### Task
Check each line of the material below for "xlabel", then copy the ones that contain it.

[start]

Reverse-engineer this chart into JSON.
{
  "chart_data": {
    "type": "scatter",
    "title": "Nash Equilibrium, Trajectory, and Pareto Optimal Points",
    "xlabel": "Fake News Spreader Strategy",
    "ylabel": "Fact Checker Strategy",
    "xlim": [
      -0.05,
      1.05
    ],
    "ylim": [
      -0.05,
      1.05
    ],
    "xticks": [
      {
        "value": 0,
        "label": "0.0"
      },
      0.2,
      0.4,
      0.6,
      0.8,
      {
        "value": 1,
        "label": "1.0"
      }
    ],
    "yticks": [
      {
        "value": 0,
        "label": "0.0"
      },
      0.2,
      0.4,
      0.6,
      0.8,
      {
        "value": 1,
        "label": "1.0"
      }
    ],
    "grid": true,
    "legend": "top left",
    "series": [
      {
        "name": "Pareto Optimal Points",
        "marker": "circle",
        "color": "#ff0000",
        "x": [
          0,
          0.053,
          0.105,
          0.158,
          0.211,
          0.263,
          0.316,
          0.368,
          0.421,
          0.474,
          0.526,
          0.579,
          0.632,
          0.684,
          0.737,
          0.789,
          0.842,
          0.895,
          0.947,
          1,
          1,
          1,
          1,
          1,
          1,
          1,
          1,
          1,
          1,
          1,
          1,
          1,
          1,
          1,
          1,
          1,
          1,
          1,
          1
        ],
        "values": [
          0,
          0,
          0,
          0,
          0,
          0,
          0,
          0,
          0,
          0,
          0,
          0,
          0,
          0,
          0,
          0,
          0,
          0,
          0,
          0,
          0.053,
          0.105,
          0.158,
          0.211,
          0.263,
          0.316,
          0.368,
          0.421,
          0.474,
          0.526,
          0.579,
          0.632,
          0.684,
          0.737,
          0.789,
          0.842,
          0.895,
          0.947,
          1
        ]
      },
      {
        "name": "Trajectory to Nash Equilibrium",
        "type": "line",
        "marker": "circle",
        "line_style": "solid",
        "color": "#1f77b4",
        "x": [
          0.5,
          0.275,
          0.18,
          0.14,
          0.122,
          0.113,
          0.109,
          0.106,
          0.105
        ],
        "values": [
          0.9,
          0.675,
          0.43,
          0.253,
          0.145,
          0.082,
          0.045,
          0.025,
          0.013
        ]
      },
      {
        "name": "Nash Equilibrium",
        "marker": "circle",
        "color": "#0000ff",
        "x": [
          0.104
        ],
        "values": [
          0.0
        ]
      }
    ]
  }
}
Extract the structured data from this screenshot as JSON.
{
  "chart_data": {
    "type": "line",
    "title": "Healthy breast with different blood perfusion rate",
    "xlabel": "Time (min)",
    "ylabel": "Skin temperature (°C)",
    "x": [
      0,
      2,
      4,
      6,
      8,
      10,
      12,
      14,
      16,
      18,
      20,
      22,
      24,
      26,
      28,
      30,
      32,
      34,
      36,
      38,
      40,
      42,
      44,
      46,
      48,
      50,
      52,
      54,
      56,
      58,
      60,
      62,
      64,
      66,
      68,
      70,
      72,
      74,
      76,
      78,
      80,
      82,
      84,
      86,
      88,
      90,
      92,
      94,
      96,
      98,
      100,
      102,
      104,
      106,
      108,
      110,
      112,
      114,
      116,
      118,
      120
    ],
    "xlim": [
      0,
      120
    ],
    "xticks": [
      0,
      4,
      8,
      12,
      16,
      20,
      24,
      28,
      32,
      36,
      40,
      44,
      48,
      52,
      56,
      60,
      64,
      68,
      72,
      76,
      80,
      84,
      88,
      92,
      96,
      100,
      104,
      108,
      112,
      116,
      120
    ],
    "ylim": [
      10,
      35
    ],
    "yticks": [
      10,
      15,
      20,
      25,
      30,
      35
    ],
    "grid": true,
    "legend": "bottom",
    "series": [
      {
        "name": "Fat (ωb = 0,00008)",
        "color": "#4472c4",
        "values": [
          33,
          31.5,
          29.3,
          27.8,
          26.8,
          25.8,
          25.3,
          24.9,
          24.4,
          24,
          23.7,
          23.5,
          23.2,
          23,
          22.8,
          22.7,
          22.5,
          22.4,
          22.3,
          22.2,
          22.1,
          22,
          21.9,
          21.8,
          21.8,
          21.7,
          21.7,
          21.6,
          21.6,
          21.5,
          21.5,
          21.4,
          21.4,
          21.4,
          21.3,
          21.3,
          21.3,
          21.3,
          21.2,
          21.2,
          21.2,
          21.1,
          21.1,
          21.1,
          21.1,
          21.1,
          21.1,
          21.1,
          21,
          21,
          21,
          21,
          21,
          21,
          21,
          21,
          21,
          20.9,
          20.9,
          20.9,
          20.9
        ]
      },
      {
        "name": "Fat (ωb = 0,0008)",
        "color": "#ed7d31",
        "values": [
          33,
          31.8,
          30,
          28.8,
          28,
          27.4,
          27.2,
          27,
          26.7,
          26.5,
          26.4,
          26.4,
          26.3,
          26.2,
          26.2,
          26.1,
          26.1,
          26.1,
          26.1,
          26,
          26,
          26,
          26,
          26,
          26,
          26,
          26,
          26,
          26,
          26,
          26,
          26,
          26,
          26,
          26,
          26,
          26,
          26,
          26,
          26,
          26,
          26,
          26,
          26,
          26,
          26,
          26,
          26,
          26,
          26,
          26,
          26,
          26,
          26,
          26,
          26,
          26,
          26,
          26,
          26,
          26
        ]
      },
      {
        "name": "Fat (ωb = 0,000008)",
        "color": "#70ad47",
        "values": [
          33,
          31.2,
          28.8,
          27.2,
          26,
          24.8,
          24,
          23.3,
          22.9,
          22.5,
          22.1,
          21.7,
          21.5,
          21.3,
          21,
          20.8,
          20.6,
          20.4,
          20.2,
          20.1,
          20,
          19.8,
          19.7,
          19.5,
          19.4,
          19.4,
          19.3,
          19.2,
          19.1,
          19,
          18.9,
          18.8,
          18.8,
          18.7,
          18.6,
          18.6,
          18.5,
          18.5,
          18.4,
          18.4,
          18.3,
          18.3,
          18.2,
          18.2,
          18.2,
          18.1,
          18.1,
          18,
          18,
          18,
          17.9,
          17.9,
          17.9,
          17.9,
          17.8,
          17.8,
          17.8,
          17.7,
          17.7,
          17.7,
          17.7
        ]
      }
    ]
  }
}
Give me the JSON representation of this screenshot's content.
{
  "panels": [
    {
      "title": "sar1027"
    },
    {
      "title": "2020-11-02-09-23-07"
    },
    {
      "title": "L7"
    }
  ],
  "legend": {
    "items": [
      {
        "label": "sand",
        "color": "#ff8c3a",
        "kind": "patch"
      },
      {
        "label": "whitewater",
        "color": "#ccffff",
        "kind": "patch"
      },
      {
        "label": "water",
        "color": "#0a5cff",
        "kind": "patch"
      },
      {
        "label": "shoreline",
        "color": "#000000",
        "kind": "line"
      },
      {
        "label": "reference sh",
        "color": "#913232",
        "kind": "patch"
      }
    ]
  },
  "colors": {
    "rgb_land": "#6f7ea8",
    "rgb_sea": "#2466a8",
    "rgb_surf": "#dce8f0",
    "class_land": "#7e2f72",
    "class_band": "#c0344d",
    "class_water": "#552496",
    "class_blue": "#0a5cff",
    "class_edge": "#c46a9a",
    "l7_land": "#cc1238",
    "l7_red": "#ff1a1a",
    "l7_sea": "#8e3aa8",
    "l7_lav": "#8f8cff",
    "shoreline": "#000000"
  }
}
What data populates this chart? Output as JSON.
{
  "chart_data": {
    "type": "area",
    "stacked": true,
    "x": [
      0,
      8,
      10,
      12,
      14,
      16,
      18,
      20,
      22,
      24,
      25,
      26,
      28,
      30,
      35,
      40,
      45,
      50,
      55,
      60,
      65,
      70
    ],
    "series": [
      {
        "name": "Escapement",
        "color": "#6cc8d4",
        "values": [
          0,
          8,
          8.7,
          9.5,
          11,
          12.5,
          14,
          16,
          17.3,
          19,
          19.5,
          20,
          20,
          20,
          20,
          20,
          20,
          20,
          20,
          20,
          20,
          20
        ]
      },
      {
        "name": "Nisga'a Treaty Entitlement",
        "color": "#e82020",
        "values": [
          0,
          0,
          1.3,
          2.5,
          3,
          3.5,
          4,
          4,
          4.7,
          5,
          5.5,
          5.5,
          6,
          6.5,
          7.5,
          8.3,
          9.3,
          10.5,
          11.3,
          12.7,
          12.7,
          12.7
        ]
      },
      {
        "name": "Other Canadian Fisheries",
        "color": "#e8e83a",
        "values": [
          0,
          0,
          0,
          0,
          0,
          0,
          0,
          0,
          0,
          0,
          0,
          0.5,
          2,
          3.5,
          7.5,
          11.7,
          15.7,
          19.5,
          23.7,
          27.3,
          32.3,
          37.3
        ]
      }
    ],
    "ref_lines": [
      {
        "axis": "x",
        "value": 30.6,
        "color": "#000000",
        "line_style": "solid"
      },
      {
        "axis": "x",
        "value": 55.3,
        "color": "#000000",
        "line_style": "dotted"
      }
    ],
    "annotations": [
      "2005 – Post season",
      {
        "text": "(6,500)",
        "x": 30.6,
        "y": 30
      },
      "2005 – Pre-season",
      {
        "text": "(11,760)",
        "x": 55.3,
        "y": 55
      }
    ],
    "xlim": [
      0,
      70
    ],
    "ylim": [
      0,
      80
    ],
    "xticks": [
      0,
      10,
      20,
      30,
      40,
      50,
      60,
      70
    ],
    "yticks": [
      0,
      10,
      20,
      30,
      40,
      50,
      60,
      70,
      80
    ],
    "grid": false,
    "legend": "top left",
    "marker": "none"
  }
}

[end]

### The answer
    "xlabel": "Fake News Spreader Strategy",
    "xlabel": "Time (min)",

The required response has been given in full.